**YOUR TASK**
Extract all of the entries and give them again, word for word.

◇ ◇ ◇ ◇ ◇ ◇ ◇

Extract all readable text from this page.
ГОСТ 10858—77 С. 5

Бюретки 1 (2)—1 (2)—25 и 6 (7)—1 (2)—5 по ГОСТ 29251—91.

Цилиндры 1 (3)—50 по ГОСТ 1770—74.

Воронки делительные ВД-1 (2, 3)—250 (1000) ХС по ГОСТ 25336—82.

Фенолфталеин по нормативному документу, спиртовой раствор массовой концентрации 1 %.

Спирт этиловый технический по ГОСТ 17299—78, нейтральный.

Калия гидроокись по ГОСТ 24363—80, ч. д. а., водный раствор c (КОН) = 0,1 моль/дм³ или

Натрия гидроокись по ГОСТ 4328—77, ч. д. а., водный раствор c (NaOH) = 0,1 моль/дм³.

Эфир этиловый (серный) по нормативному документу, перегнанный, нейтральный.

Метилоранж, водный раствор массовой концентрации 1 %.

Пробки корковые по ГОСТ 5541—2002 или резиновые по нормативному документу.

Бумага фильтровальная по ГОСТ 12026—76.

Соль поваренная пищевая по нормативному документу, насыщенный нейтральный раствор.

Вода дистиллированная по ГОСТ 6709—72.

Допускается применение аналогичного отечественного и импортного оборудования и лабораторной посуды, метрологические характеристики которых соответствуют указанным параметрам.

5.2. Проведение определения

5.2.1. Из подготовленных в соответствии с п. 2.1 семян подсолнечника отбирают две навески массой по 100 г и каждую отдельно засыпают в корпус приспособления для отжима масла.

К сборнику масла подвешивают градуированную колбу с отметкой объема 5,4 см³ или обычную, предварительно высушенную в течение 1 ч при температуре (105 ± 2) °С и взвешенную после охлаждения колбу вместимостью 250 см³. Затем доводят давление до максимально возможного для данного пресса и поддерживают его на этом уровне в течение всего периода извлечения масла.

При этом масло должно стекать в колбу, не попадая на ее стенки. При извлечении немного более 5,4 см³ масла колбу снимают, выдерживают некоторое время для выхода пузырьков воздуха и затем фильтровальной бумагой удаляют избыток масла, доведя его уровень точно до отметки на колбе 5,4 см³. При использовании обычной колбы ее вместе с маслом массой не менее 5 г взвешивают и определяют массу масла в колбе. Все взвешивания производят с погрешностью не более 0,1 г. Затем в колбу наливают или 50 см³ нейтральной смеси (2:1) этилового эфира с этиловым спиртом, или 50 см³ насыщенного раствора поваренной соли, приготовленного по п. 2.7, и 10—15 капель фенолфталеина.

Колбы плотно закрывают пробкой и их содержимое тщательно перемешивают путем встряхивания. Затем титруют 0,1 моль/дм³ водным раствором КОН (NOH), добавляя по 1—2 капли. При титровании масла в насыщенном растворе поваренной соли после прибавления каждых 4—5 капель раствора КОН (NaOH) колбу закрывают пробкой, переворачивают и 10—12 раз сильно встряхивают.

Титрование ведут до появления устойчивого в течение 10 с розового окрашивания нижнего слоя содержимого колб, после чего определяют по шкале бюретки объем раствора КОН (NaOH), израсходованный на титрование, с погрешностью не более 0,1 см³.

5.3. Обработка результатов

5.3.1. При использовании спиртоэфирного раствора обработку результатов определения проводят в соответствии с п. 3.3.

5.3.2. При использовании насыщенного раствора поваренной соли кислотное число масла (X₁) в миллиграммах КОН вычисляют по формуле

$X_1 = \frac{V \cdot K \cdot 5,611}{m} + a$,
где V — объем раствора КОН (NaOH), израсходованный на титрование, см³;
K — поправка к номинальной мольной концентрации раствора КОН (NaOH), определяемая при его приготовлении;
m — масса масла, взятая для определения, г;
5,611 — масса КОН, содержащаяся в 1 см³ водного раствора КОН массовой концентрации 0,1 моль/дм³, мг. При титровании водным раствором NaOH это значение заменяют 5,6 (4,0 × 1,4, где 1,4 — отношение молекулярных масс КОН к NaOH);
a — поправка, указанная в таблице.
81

◇ ◇ ◇ ◇ ◇ ◇ ◇

**EXERCISE OUTPUT**
Extract all readable text from this page.
ГОСТ 10858—77 С. 5

Бюретки 1 (2)—1 (2)—25 и 6 (7)—1 (2)—5 по ГОСТ 29251—91.

Цилиндры 1 (3)—50 по ГОСТ 1770—74.

Воронки делительные ВД-1 (2, 3)—250 (1000) ХС по ГОСТ 25336—82.

Фенолфталеин по нормативному документу, спиртовой раствор массовой концентрации 1 %.

Спирт этиловый технический по ГОСТ 17299—78, нейтральный.

Калия гидроокись по ГОСТ 24363—80, ч. д. а., водный раствор c (КОН) = 0,1 моль/дм³ или

Натрия гидроокись по ГОСТ 4328—77, ч. д. а., водный раствор c (NaOH) = 0,1 моль/дм³.

Эфир этиловый (серный) по нормативному документу, перегнанный, нейтральный.

Метилоранж, водный раствор массовой концентрации 1 %.

Пробки корковые по ГОСТ 5541—2002 или резиновые по нормативному документу.

Бумага фильтровальная по ГОСТ 12026—76.

Соль поваренная пищевая по нормативному документу, насыщенный нейтральный раствор.

Вода дистиллированная по ГОСТ 6709—72.

Допускается применение аналогичного отечественного и импортного оборудования и лабораторной посуды, метрологические характеристики которых соответствуют указанным параметрам.

5.2. Проведение определения

5.2.1. Из подготовленных в соответствии с п. 2.1 семян подсолнечника отбирают две навески массой по 100 г и каждую отдельно засыпают в корпус приспособления для отжима масла.

К сборнику масла подвешивают градуированную колбу с отметкой объема 5,4 см³ или обычную, предварительно высушенную в течение 1 ч при температуре (105 ± 2) °С и взвешенную после охлаждения колбу вместимостью 250 см³. Затем доводят давление до максимально возможного для данного пресса и поддерживают его на этом уровне в течение всего периода извлечения масла.

При этом масло должно стекать в колбу, не попадая на ее стенки. При извлечении немного более 5,4 см³ масла колбу снимают, выдерживают некоторое время для выхода пузырьков воздуха и затем фильтровальной бумагой удаляют избыток масла, доведя его уровень точно до отметки на колбе 5,4 см³. При использовании обычной колбы ее вместе с маслом массой не менее 5 г взвешивают и определяют массу масла в колбе. Все взвешивания производят с погрешностью не более 0,1 г. Затем в колбу наливают или 50 см³ нейтральной смеси (2:1) этилового эфира с этиловым спиртом, или 50 см³ насыщенного раствора поваренной соли, приготовленного по п. 2.7, и 10—15 капель фенолфталеина.

Колбы плотно закрывают пробкой и их содержимое тщательно перемешивают путем встряхивания. Затем титруют 0,1 моль/дм³ водным раствором КОН (NOH), добавляя по 1—2 капли. При титровании масла в насыщенном растворе поваренной соли после прибавления каждых 4—5 капель раствора КОН (NaOH) колбу закрывают пробкой, переворачивают и 10—12 раз сильно встряхивают.

Титрование ведут до появления устойчивого в течение 10 с розового окрашивания нижнего слоя содержимого колб, после чего определяют по шкале бюретки объем раствора КОН (NaOH), израсходованный на титрование, с погрешностью не более 0,1 см³.

5.3. Обработка результатов

5.3.1. При использовании спиртоэфирного раствора обработку результатов определения проводят в соответствии с п. 3.3.

5.3.2. При использовании насыщенного раствора поваренной соли кислотное число масла (X₁) в миллиграммах КОН вычисляют по формуле

$X_1 = \frac{V \cdot K \cdot 5,611}{m} + a$,
где V — объем раствора КОН (NaOH), израсходованный на титрование, см³;
K — поправка к номинальной мольной концентрации раствора КОН (NaOH), определяемая при его приготовлении;
m — масса масла, взятая для определения, г;
5,611 — масса КОН, содержащаяся в 1 см³ водного раствора КОН массовой концентрации 0,1 моль/дм³, мг. При титровании водным раствором NaOH это значение заменяют 5,6 (4,0 × 1,4, где 1,4 — отношение молекулярных масс КОН к NaOH);
a — поправка, указанная в таблице.
81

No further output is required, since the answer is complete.